● **STORED DATA**:

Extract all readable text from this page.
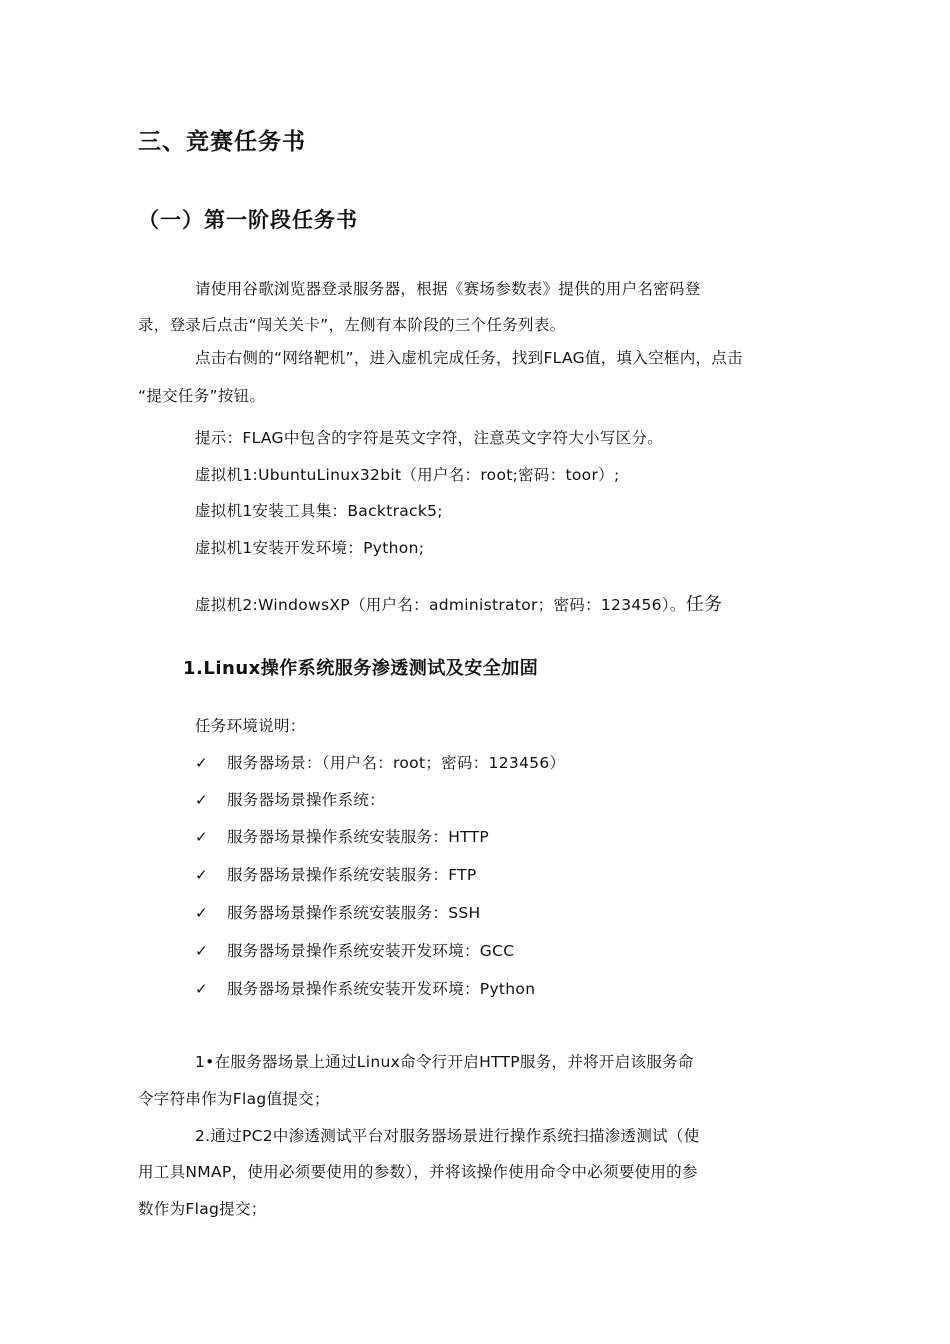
三、竞赛任务书
（一）第一阶段任务书
请使用谷歌浏览器登录服务器，根据《赛场参数表》提供的用户名密码登
录，登录后点击“闯关关卡”，左侧有本阶段的三个任务列表。
点击右侧的“网络靶机”，进入虚机完成任务，找到FLAG值，填入空框内，点击
“提交任务”按钮。
提示：FLAG中包含的字符是英文字符，注意英文字符大小写区分。
虚拟机1:UbuntuLinux32bit（用户名：root;密码：toor）;
虚拟机1安装工具集：Backtrack5;
虚拟机1安装开发环境：Python;
虚拟机2:WindowsXP（用户名：administrator；密码：123456）。任务
1.Linux操作系统服务渗透测试及安全加固
任务环境说明：
✓ 服务器场景：（用户名：root；密码：123456）
✓ 服务器场景操作系统：
✓ 服务器场景操作系统安装服务：HTTP
✓ 服务器场景操作系统安装服务：FTP
✓ 服务器场景操作系统安装服务：SSH
✓ 服务器场景操作系统安装开发环境：GCC
✓ 服务器场景操作系统安装开发环境：Python
1•在服务器场景上通过Linux命令行开启HTTP服务，并将开启该服务命
令字符串作为Flag值提交；
2.通过PC2中渗透测试平台对服务器场景进行操作系统扫描渗透测试（使
用工具NMAP，使用必须要使用的参数），并将该操作使用命令中必须要使用的参
数作为Flag提交；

● **DO THIS**: Using the entries above, find all lines with "服务器场景操作系统安装服务". Copy them.

● **ANSWER TO THE EXERCISE**:
✓ 服务器场景操作系统安装服务：HTTP
✓ 服务器场景操作系统安装服务：FTP
✓ 服务器场景操作系统安装服务：SSH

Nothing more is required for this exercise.